▶ _Brief_
Each line should be copied exactly.

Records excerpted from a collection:
—————

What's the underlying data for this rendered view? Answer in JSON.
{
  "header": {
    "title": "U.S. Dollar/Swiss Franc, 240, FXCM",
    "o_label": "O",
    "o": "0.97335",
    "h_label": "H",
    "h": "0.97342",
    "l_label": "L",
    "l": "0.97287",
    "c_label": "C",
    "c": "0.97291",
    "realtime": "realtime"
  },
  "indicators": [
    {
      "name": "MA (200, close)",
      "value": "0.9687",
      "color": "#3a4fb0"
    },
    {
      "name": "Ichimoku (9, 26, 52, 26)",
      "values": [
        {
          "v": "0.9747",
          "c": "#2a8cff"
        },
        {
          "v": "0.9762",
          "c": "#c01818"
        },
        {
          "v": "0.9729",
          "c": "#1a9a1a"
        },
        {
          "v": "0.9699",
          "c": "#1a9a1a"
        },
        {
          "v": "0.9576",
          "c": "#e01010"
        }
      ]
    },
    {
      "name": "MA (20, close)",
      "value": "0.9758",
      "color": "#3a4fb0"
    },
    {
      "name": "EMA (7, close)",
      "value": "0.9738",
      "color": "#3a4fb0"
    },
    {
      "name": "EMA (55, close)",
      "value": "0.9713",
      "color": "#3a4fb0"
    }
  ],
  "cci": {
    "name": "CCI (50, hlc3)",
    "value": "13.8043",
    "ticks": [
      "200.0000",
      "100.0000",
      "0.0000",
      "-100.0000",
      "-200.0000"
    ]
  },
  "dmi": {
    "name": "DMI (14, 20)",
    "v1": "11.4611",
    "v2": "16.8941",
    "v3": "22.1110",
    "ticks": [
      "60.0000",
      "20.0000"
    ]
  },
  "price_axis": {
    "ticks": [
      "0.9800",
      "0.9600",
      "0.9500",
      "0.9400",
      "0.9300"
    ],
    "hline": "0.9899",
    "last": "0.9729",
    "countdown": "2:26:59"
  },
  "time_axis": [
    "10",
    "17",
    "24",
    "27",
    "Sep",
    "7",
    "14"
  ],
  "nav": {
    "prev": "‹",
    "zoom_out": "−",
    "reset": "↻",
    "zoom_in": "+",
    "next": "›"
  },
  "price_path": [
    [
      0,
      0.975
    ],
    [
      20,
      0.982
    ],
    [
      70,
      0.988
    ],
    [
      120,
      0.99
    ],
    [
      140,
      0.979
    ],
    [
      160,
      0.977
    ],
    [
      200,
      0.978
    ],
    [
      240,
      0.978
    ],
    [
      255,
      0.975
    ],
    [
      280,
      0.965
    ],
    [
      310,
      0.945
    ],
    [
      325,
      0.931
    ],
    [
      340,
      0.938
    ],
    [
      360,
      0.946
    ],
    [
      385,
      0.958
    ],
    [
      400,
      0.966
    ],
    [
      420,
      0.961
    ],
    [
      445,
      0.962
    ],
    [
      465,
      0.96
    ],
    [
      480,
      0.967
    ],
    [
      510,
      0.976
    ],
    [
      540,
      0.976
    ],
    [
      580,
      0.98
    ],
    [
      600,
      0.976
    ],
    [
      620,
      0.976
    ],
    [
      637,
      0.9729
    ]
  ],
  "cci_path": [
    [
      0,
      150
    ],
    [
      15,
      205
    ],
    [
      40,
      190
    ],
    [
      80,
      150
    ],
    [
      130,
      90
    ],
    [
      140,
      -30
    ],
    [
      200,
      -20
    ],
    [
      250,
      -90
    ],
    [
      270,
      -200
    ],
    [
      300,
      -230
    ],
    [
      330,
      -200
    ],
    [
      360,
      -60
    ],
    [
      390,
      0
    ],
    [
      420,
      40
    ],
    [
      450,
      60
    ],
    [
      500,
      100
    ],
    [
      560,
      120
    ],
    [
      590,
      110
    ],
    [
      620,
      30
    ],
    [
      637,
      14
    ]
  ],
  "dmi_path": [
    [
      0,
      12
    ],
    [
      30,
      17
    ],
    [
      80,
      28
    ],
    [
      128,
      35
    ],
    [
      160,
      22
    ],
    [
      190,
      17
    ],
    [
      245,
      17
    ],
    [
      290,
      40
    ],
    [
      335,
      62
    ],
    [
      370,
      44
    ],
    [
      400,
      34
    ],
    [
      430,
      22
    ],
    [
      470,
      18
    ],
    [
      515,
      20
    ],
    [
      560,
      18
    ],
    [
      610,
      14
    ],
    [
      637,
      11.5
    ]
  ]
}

—————

▶ _Result for this exercise_
What's the underlying data for this rendered view? Answer in JSON.
{
  "header": {
    "title": "U.S. Dollar/Swiss Franc, 240, FXCM",
    "o_label": "O",
    "o": "0.97335",
    "h_label": "H",
    "h": "0.97342",
    "l_label": "L",
    "l": "0.97287",
    "c_label": "C",
    "c": "0.97291",
    "realtime": "realtime"
  },
  "indicators": [
    {
      "name": "MA (200, close)",
      "value": "0.9687",
      "color": "#3a4fb0"
    },
    {
      "name": "Ichimoku (9, 26, 52, 26)",
      "values": [
        {
          "v": "0.9747",
          "c": "#2a8cff"
        },
        {
          "v": "0.9762",
          "c": "#c01818"
        },
        {
          "v": "0.9729",
          "c": "#1a9a1a"
        },
        {
          "v": "0.9699",
          "c": "#1a9a1a"
        },
        {
          "v": "0.9576",
          "c": "#e01010"
        }
      ]
    },
    {
      "name": "MA (20, close)",
      "value": "0.9758",
      "color": "#3a4fb0"
    },
    {
      "name": "EMA (7, close)",
      "value": "0.9738",
      "color": "#3a4fb0"
    },
    {
      "name": "EMA (55, close)",
      "value": "0.9713",
      "color": "#3a4fb0"
    }
  ],
  "cci": {
    "name": "CCI (50, hlc3)",
    "value": "13.8043",
    "ticks": [
      "200.0000",
      "100.0000",
      "0.0000",
      "-100.0000",
      "-200.0000"
    ]
  },
  "dmi": {
    "name": "DMI (14, 20)",
    "v1": "11.4611",
    "v2": "16.8941",
    "v3": "22.1110",
    "ticks": [
      "60.0000",
      "20.0000"
    ]
  },
  "price_axis": {
    "ticks": [
      "0.9800",
      "0.9600",
      "0.9500",
      "0.9400",
      "0.9300"
    ],
    "hline": "0.9899",
    "last": "0.9729",
    "countdown": "2:26:59"
  },
  "time_axis": [
    "10",
    "17",
    "24",
    "27",
    "Sep",
    "7",
    "14"
  ],
  "nav": {
    "prev": "‹",
    "zoom_out": "−",
    "reset": "↻",
    "zoom_in": "+",
    "next": "›"
  },
  "price_path": [
    [
      0,
      0.975
    ],
    [
      20,
      0.982
    ],
    [
      70,
      0.988
    ],
    [
      120,
      0.99
    ],
    [
      140,
      0.979
    ],
    [
      160,
      0.977
    ],
    [
      200,
      0.978
    ],
    [
      240,
      0.978
    ],
    [
      255,
      0.975
    ],
    [
      280,
      0.965
    ],
    [
      310,
      0.945
    ],
    [
      325,
      0.931
    ],
    [
      340,
      0.938
    ],
    [
      360,
      0.946
    ],
    [
      385,
      0.958
    ],
    [
      400,
      0.966
    ],
    [
      420,
      0.961
    ],
    [
      445,
      0.962
    ],
    [
      465,
      0.96
    ],
    [
      480,
      0.967
    ],
    [
      510,
      0.976
    ],
    [
      540,
      0.976
    ],
    [
      580,
      0.98
    ],
    [
      600,
      0.976
    ],
    [
      620,
      0.976
    ],
    [
      637,
      0.9729
    ]
  ],
  "cci_path": [
    [
      0,
      150
    ],
    [
      15,
      205
    ],
    [
      40,
      190
    ],
    [
      80,
      150
    ],
    [
      130,
      90
    ],
    [
      140,
      -30
    ],
    [
      200,
      -20
    ],
    [
      250,
      -90
    ],
    [
      270,
      -200
    ],
    [
      300,
      -230
    ],
    [
      330,
      -200
    ],
    [
      360,
      -60
    ],
    [
      390,
      0
    ],
    [
      420,
      40
    ],
    [
      450,
      60
    ],
    [
      500,
      100
    ],
    [
      560,
      120
    ],
    [
      590,
      110
    ],
    [
      620,
      30
    ],
    [
      637,
      14
    ]
  ],
  "dmi_path": [
    [
      0,
      12
    ],
    [
      30,
      17
    ],
    [
      80,
      28
    ],
    [
      128,
      35
    ],
    [
      160,
      22
    ],
    [
      190,
      17
    ],
    [
      245,
      17
    ],
    [
      290,
      40
    ],
    [
      335,
      62
    ],
    [
      370,
      44
    ],
    [
      400,
      34
    ],
    [
      430,
      22
    ],
    [
      470,
      18
    ],
    [
      515,
      20
    ],
    [
      560,
      18
    ],
    [
      610,
      14
    ],
    [
      637,
      11.5
    ]
  ]
}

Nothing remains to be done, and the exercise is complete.